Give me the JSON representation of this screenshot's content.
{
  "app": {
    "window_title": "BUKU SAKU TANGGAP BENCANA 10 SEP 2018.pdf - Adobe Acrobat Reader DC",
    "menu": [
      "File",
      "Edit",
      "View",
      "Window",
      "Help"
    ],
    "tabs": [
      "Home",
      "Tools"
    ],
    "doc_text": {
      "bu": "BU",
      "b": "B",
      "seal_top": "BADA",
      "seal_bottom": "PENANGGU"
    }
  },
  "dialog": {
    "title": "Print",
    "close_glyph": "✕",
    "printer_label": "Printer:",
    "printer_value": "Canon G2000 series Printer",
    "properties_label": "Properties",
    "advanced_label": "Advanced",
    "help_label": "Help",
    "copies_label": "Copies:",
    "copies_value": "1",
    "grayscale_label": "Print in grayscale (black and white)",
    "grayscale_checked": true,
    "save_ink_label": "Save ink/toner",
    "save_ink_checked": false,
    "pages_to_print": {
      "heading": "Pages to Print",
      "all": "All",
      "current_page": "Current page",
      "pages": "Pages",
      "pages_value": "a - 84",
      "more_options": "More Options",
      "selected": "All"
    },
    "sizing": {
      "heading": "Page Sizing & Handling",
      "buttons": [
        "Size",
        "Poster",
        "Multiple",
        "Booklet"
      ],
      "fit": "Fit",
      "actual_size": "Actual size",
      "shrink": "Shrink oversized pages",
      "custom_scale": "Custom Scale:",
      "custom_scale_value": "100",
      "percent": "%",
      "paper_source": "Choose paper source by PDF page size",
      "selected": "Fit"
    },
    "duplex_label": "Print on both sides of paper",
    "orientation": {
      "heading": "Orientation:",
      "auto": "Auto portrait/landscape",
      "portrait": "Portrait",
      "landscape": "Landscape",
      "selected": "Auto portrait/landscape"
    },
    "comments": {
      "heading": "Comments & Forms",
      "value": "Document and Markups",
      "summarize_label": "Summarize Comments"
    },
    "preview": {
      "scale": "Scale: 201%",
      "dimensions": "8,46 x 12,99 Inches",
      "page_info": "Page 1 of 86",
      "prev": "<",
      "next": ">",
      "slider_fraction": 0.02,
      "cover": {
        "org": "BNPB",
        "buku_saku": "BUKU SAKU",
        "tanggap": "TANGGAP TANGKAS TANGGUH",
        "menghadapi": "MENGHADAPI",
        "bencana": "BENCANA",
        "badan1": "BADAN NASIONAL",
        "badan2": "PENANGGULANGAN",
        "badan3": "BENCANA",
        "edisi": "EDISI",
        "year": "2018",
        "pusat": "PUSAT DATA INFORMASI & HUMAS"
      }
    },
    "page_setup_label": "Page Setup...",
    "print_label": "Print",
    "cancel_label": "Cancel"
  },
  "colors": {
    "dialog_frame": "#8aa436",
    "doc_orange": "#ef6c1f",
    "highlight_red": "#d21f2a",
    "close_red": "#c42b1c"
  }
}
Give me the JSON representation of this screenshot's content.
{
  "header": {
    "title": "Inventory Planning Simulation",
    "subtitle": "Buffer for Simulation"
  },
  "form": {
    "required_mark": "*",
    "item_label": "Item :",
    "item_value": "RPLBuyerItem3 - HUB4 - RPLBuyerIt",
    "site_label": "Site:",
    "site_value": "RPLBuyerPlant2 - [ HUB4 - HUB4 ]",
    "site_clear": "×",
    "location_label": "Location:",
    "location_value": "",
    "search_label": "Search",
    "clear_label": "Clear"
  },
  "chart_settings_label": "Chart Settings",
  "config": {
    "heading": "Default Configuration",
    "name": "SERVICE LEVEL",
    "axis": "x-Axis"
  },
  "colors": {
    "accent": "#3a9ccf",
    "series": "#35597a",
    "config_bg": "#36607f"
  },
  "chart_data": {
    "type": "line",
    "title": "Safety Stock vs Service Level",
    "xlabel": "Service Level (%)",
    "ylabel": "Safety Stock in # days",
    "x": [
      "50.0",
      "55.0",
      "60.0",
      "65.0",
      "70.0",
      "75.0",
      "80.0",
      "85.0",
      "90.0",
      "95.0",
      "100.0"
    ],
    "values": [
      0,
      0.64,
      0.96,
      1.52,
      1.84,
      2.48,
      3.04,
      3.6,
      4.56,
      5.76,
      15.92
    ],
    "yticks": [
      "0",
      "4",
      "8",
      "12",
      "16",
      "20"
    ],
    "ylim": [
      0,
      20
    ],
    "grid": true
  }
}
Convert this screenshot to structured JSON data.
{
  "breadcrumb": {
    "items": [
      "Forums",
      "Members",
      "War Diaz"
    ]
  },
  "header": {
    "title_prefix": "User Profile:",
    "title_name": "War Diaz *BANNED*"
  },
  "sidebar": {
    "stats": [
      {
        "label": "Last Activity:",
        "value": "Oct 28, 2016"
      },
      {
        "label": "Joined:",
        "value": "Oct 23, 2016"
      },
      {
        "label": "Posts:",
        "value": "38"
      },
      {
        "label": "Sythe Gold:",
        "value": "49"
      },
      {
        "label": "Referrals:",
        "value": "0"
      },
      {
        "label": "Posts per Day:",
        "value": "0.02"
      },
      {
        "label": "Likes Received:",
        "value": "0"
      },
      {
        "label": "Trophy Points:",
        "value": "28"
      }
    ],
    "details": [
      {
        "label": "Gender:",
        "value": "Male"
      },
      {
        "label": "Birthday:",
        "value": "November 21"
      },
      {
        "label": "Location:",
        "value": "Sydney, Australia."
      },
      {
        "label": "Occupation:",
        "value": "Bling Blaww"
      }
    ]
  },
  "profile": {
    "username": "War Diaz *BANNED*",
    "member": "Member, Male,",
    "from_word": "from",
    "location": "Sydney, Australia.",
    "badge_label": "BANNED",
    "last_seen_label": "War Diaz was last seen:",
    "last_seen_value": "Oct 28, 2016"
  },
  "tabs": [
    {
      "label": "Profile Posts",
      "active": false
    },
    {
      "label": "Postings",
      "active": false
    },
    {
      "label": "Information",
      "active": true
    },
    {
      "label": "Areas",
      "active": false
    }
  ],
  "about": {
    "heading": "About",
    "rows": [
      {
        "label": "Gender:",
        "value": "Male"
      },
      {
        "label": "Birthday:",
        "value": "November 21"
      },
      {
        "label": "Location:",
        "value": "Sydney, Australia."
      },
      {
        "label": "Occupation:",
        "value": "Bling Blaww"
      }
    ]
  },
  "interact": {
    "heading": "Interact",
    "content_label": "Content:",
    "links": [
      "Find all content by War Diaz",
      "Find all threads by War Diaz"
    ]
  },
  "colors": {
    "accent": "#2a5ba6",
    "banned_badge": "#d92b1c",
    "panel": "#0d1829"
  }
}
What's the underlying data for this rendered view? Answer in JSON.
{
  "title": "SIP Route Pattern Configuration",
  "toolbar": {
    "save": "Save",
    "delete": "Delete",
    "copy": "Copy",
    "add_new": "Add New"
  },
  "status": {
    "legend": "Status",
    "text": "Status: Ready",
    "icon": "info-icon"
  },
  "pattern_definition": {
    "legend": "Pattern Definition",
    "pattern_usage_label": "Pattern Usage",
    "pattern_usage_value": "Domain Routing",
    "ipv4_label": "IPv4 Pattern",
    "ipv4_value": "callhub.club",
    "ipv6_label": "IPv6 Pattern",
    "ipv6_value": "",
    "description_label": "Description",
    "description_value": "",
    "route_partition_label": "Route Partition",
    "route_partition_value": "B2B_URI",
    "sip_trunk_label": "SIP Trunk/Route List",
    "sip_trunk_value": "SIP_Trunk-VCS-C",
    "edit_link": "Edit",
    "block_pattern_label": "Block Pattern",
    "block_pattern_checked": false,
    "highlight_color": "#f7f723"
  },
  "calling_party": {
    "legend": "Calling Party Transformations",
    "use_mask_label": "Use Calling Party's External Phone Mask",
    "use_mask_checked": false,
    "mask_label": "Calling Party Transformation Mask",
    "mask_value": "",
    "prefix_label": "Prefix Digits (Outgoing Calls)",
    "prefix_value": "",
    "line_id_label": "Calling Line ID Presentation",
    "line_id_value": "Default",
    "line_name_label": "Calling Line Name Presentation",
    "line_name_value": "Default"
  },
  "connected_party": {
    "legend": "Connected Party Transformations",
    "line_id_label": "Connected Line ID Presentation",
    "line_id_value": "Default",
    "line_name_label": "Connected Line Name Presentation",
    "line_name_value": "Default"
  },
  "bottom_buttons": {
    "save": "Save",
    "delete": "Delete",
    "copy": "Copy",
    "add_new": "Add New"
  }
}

_Given request_:
Filter the entries and copy out every line with the word "Diaz".

_Full response_:
      "War Diaz"
    "title_name": "War Diaz *BANNED*"
    "username": "War Diaz *BANNED*",
    "last_seen_label": "War Diaz was last seen:",
      "Find all content by War Diaz",
      "Find all threads by War Diaz"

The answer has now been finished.